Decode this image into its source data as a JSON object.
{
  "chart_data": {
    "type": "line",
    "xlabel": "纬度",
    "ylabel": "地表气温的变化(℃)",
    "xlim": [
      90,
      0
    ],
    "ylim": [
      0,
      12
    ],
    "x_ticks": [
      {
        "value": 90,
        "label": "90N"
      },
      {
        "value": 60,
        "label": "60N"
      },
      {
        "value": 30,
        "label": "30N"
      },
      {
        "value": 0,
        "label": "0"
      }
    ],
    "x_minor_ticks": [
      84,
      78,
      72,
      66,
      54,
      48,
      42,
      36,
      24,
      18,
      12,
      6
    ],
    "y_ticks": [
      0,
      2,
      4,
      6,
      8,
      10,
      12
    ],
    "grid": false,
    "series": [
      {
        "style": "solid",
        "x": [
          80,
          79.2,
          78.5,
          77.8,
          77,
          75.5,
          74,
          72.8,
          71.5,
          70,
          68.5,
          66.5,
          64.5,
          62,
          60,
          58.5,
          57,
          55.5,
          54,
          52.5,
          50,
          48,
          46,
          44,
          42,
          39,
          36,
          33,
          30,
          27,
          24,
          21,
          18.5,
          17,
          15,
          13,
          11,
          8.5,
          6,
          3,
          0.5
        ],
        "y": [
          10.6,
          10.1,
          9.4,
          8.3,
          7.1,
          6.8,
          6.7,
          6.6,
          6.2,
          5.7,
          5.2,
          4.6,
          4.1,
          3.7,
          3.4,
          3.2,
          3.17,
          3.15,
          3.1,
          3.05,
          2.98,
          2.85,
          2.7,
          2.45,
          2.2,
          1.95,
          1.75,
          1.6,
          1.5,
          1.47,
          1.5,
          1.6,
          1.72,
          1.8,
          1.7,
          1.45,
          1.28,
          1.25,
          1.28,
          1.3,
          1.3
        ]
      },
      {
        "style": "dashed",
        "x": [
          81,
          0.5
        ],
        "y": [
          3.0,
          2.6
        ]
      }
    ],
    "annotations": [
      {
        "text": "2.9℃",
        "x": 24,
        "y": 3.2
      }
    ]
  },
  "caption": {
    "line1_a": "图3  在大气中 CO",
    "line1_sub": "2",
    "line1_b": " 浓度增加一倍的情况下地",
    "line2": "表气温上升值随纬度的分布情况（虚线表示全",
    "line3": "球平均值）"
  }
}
━━━━━━━━
=== Stated exercise ===
Write out all the entries exactly.

=== Right answer ===
Decode this image into its source data as a JSON object.
{
  "chart_data": {
    "type": "line",
    "xlabel": "纬度",
    "ylabel": "地表气温的变化(℃)",
    "xlim": [
      90,
      0
    ],
    "ylim": [
      0,
      12
    ],
    "x_ticks": [
      {
        "value": 90,
        "label": "90N"
      },
      {
        "value": 60,
        "label": "60N"
      },
      {
        "value": 30,
        "label": "30N"
      },
      {
        "value": 0,
        "label": "0"
      }
    ],
    "x_minor_ticks": [
      84,
      78,
      72,
      66,
      54,
      48,
      42,
      36,
      24,
      18,
      12,
      6
    ],
    "y_ticks": [
      0,
      2,
      4,
      6,
      8,
      10,
      12
    ],
    "grid": false,
    "series": [
      {
        "style": "solid",
        "x": [
          80,
          79.2,
          78.5,
          77.8,
          77,
          75.5,
          74,
          72.8,
          71.5,
          70,
          68.5,
          66.5,
          64.5,
          62,
          60,
          58.5,
          57,
          55.5,
          54,
          52.5,
          50,
          48,
          46,
          44,
          42,
          39,
          36,
          33,
          30,
          27,
          24,
          21,
          18.5,
          17,
          15,
          13,
          11,
          8.5,
          6,
          3,
          0.5
        ],
        "y": [
          10.6,
          10.1,
          9.4,
          8.3,
          7.1,
          6.8,
          6.7,
          6.6,
          6.2,
          5.7,
          5.2,
          4.6,
          4.1,
          3.7,
          3.4,
          3.2,
          3.17,
          3.15,
          3.1,
          3.05,
          2.98,
          2.85,
          2.7,
          2.45,
          2.2,
          1.95,
          1.75,
          1.6,
          1.5,
          1.47,
          1.5,
          1.6,
          1.72,
          1.8,
          1.7,
          1.45,
          1.28,
          1.25,
          1.28,
          1.3,
          1.3
        ]
      },
      {
        "style": "dashed",
        "x": [
          81,
          0.5
        ],
        "y": [
          3.0,
          2.6
        ]
      }
    ],
    "annotations": [
      {
        "text": "2.9℃",
        "x": 24,
        "y": 3.2
      }
    ]
  },
  "caption": {
    "line1_a": "图3  在大气中 CO",
    "line1_sub": "2",
    "line1_b": " 浓度增加一倍的情况下地",
    "line2": "表气温上升值随纬度的分布情况（虚线表示全",
    "line3": "球平均值）"
  }
}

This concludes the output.